INSTRUCTIONS TO FOLLOW: What you return should be the full listing, exactly as given.

* * * *

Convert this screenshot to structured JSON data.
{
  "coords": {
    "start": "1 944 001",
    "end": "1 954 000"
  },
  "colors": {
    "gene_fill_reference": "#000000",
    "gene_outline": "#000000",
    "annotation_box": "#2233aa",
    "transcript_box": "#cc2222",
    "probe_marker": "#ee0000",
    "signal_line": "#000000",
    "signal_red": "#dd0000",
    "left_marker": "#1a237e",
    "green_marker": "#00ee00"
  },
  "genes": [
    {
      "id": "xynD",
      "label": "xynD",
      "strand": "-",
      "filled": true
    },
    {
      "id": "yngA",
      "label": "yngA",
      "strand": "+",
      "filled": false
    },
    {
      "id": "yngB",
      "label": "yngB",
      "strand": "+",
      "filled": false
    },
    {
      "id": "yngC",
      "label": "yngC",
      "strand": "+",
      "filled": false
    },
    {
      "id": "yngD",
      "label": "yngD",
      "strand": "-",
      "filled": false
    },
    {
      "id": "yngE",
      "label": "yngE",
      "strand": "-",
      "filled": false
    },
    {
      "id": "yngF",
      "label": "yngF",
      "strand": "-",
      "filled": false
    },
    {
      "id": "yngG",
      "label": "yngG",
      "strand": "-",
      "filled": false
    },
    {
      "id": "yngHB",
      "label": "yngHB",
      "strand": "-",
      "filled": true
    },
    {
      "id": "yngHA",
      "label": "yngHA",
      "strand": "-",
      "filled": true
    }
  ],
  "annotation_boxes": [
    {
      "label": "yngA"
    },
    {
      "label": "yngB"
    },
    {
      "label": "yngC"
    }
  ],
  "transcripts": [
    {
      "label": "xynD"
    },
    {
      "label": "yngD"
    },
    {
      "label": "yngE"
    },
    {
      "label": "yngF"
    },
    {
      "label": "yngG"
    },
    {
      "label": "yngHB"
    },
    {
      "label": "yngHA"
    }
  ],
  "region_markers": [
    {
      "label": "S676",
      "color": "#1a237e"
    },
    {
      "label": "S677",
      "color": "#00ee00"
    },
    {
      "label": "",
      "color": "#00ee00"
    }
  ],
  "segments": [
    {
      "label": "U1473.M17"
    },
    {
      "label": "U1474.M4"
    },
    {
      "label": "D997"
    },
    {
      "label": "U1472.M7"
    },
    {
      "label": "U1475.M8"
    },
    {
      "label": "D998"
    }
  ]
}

* * * *

SOLUTION FOR THIS TASK:
Convert this screenshot to structured JSON data.
{
  "coords": {
    "start": "1 944 001",
    "end": "1 954 000"
  },
  "colors": {
    "gene_fill_reference": "#000000",
    "gene_outline": "#000000",
    "annotation_box": "#2233aa",
    "transcript_box": "#cc2222",
    "probe_marker": "#ee0000",
    "signal_line": "#000000",
    "signal_red": "#dd0000",
    "left_marker": "#1a237e",
    "green_marker": "#00ee00"
  },
  "genes": [
    {
      "id": "xynD",
      "label": "xynD",
      "strand": "-",
      "filled": true
    },
    {
      "id": "yngA",
      "label": "yngA",
      "strand": "+",
      "filled": false
    },
    {
      "id": "yngB",
      "label": "yngB",
      "strand": "+",
      "filled": false
    },
    {
      "id": "yngC",
      "label": "yngC",
      "strand": "+",
      "filled": false
    },
    {
      "id": "yngD",
      "label": "yngD",
      "strand": "-",
      "filled": false
    },
    {
      "id": "yngE",
      "label": "yngE",
      "strand": "-",
      "filled": false
    },
    {
      "id": "yngF",
      "label": "yngF",
      "strand": "-",
      "filled": false
    },
    {
      "id": "yngG",
      "label": "yngG",
      "strand": "-",
      "filled": false
    },
    {
      "id": "yngHB",
      "label": "yngHB",
      "strand": "-",
      "filled": true
    },
    {
      "id": "yngHA",
      "label": "yngHA",
      "strand": "-",
      "filled": true
    }
  ],
  "annotation_boxes": [
    {
      "label": "yngA"
    },
    {
      "label": "yngB"
    },
    {
      "label": "yngC"
    }
  ],
  "transcripts": [
    {
      "label": "xynD"
    },
    {
      "label": "yngD"
    },
    {
      "label": "yngE"
    },
    {
      "label": "yngF"
    },
    {
      "label": "yngG"
    },
    {
      "label": "yngHB"
    },
    {
      "label": "yngHA"
    }
  ],
  "region_markers": [
    {
      "label": "S676",
      "color": "#1a237e"
    },
    {
      "label": "S677",
      "color": "#00ee00"
    },
    {
      "label": "",
      "color": "#00ee00"
    }
  ],
  "segments": [
    {
      "label": "U1473.M17"
    },
    {
      "label": "U1474.M4"
    },
    {
      "label": "D997"
    },
    {
      "label": "U1472.M7"
    },
    {
      "label": "U1475.M8"
    },
    {
      "label": "D998"
    }
  ]
}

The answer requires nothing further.